## Directions
Reproduce all the entries precisely.

## Records shown

++++++++++

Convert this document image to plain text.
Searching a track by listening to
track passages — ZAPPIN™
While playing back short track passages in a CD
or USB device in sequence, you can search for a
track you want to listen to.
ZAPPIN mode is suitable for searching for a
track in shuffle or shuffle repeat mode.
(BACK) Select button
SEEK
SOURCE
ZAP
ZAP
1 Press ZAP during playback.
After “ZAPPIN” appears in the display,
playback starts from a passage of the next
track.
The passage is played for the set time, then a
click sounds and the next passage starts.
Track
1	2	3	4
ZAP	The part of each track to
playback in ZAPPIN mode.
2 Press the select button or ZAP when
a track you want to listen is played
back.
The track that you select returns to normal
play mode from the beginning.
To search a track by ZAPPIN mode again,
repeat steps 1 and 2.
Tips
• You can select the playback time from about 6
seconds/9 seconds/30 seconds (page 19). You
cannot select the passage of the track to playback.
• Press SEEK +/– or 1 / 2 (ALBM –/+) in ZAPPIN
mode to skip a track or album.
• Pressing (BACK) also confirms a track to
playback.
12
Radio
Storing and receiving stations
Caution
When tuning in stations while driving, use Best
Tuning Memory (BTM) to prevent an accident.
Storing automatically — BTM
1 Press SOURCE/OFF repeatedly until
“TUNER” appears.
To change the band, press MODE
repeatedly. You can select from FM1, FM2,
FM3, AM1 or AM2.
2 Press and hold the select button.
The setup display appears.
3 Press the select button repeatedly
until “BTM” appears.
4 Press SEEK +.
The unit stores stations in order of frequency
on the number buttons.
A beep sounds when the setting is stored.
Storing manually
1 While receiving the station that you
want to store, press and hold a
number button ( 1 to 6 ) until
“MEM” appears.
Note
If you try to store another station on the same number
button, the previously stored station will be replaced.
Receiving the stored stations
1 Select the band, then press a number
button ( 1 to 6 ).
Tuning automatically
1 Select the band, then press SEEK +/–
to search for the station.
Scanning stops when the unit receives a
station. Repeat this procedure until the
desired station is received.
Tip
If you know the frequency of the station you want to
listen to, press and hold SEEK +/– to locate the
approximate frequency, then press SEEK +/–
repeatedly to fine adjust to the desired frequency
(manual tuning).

++++++++++

## Result of this task
Convert this document image to plain text.
Searching a track by listening to
track passages — ZAPPIN™
While playing back short track passages in a CD
or USB device in sequence, you can search for a
track you want to listen to.
ZAPPIN mode is suitable for searching for a
track in shuffle or shuffle repeat mode.
(BACK) Select button
SEEK
SOURCE
ZAP
ZAP
1 Press ZAP during playback.
After “ZAPPIN” appears in the display,
playback starts from a passage of the next
track.
The passage is played for the set time, then a
click sounds and the next passage starts.
Track
1	2	3	4
ZAP	The part of each track to
playback in ZAPPIN mode.
2 Press the select button or ZAP when
a track you want to listen is played
back.
The track that you select returns to normal
play mode from the beginning.
To search a track by ZAPPIN mode again,
repeat steps 1 and 2.
Tips
• You can select the playback time from about 6
seconds/9 seconds/30 seconds (page 19). You
cannot select the passage of the track to playback.
• Press SEEK +/– or 1 / 2 (ALBM –/+) in ZAPPIN
mode to skip a track or album.
• Pressing (BACK) also confirms a track to
playback.
12
Radio
Storing and receiving stations
Caution
When tuning in stations while driving, use Best
Tuning Memory (BTM) to prevent an accident.
Storing automatically — BTM
1 Press SOURCE/OFF repeatedly until
“TUNER” appears.
To change the band, press MODE
repeatedly. You can select from FM1, FM2,
FM3, AM1 or AM2.
2 Press and hold the select button.
The setup display appears.
3 Press the select button repeatedly
until “BTM” appears.
4 Press SEEK +.
The unit stores stations in order of frequency
on the number buttons.
A beep sounds when the setting is stored.
Storing manually
1 While receiving the station that you
want to store, press and hold a
number button ( 1 to 6 ) until
“MEM” appears.
Note
If you try to store another station on the same number
button, the previously stored station will be replaced.
Receiving the stored stations
1 Select the band, then press a number
button ( 1 to 6 ).
Tuning automatically
1 Select the band, then press SEEK +/–
to search for the station.
Scanning stops when the unit receives a
station. Repeat this procedure until the
desired station is received.
Tip
If you know the frequency of the station you want to
listen to, press and hold SEEK +/– to locate the
approximate frequency, then press SEEK +/–
repeatedly to fine adjust to the desired frequency
(manual tuning).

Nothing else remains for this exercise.